___ Supplied material ___

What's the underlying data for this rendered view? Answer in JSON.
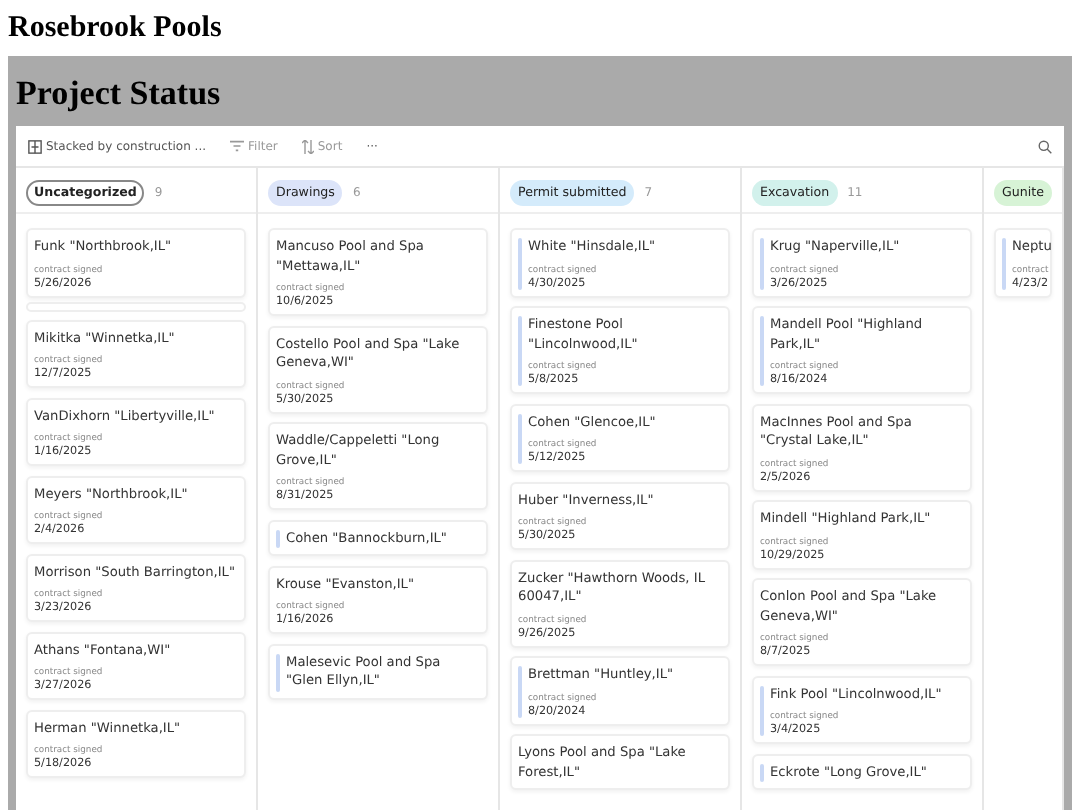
{
  "site_title": "Rosebrook Pools",
  "panel_title": "Project Status",
  "toolbar": {
    "group_by": "Stacked by construction ...",
    "filter": "Filter",
    "sort": "Sort",
    "more": "···"
  },
  "columns": [
    {
      "tag": "Uncategorized",
      "kind": "outline",
      "color": "#ffffff",
      "count": "9",
      "cards": [
        {
          "kind": "card",
          "accent": false,
          "title": "Funk \"Northbrook,IL\"",
          "label": "contract signed",
          "date": "5/26/2026"
        },
        {
          "kind": "blank"
        },
        {
          "kind": "card",
          "accent": false,
          "title": "Mikitka \"Winnetka,IL\"",
          "label": "contract signed",
          "date": "12/7/2025"
        },
        {
          "kind": "card",
          "accent": false,
          "title": "VanDixhorn \"Libertyville,IL\"",
          "label": "contract signed",
          "date": "1/16/2025"
        },
        {
          "kind": "card",
          "accent": false,
          "title": "Meyers \"Northbrook,IL\"",
          "label": "contract signed",
          "date": "2/4/2026"
        },
        {
          "kind": "card",
          "accent": false,
          "title": "Morrison \"South Barrington,IL\"",
          "label": "contract signed",
          "date": "3/23/2026"
        },
        {
          "kind": "card",
          "accent": false,
          "title": "Athans \"Fontana,WI\"",
          "label": "contract signed",
          "date": "3/27/2026"
        },
        {
          "kind": "card",
          "accent": false,
          "title": "Herman \"Winnetka,IL\"",
          "label": "contract signed",
          "date": "5/18/2026"
        }
      ]
    },
    {
      "tag": "Drawings",
      "kind": "filled",
      "color": "#dce4f9",
      "count": "6",
      "cards": [
        {
          "kind": "card",
          "accent": false,
          "title": "Mancuso Pool and Spa \"Mettawa,IL\"",
          "label": "contract signed",
          "date": "10/6/2025"
        },
        {
          "kind": "card",
          "accent": false,
          "title": "Costello Pool and Spa \"Lake Geneva,WI\"",
          "label": "contract signed",
          "date": "5/30/2025"
        },
        {
          "kind": "card",
          "accent": false,
          "title": "Waddle/Cappeletti \"Long Grove,IL\"",
          "label": "contract signed",
          "date": "8/31/2025"
        },
        {
          "kind": "card",
          "accent": true,
          "title": "Cohen \"Bannockburn,IL\""
        },
        {
          "kind": "card",
          "accent": false,
          "title": "Krouse \"Evanston,IL\"",
          "label": "contract signed",
          "date": "1/16/2026"
        },
        {
          "kind": "card",
          "accent": true,
          "title": "Malesevic Pool and Spa \"Glen Ellyn,IL\""
        }
      ]
    },
    {
      "tag": "Permit submitted",
      "kind": "filled",
      "color": "#d4ebfb",
      "count": "7",
      "cards": [
        {
          "kind": "card",
          "accent": true,
          "title": "White \"Hinsdale,IL\"",
          "label": "contract signed",
          "date": "4/30/2025"
        },
        {
          "kind": "card",
          "accent": true,
          "title": "Finestone Pool \"Lincolnwood,IL\"",
          "label": "contract signed",
          "date": "5/8/2025"
        },
        {
          "kind": "card",
          "accent": true,
          "title": "Cohen \"Glencoe,IL\"",
          "label": "contract signed",
          "date": "5/12/2025"
        },
        {
          "kind": "card",
          "accent": false,
          "title": "Huber \"Inverness,IL\"",
          "label": "contract signed",
          "date": "5/30/2025"
        },
        {
          "kind": "card",
          "accent": false,
          "title": "Zucker \"Hawthorn Woods, IL 60047,IL\"",
          "label": "contract signed",
          "date": "9/26/2025"
        },
        {
          "kind": "card",
          "accent": true,
          "title": "Brettman \"Huntley,IL\"",
          "label": "contract signed",
          "date": "8/20/2024"
        },
        {
          "kind": "card",
          "accent": false,
          "title": "Lyons Pool and Spa \"Lake Forest,IL\""
        }
      ]
    },
    {
      "tag": "Excavation",
      "kind": "filled",
      "color": "#d2f1ec",
      "count": "11",
      "cards": [
        {
          "kind": "card",
          "accent": true,
          "title": "Krug \"Naperville,IL\"",
          "label": "contract signed",
          "date": "3/26/2025"
        },
        {
          "kind": "card",
          "accent": true,
          "title": "Mandell Pool \"Highland Park,IL\"",
          "label": "contract signed",
          "date": "8/16/2024"
        },
        {
          "kind": "card",
          "accent": false,
          "title": "MacInnes Pool and Spa \"Crystal Lake,IL\"",
          "label": "contract signed",
          "date": "2/5/2026"
        },
        {
          "kind": "card",
          "accent": false,
          "title": "Mindell \"Highland Park,IL\"",
          "label": "contract signed",
          "date": "10/29/2025"
        },
        {
          "kind": "card",
          "accent": false,
          "title": "Conlon Pool and Spa \"Lake Geneva,WI\"",
          "label": "contract signed",
          "date": "8/7/2025"
        },
        {
          "kind": "card",
          "accent": true,
          "title": "Fink Pool \"Lincolnwood,IL\"",
          "label": "contract signed",
          "date": "3/4/2025"
        },
        {
          "kind": "card",
          "accent": true,
          "title": "Eckrote \"Long Grove,IL\""
        }
      ]
    },
    {
      "tag": "Gunite",
      "kind": "filled",
      "color": "#d7f3d6",
      "cards": [
        {
          "kind": "card",
          "accent": true,
          "title": "Neptu",
          "label": "contract",
          "date": "4/23/2"
        }
      ]
    }
  ]
}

___

Requirement: Where a line above contains the string "Grove", copy that line.

Solution to this problem:
          "title": "Waddle/Cappeletti \"Long Grove,IL\"",
          "title": "Eckrote \"Long Grove,IL\""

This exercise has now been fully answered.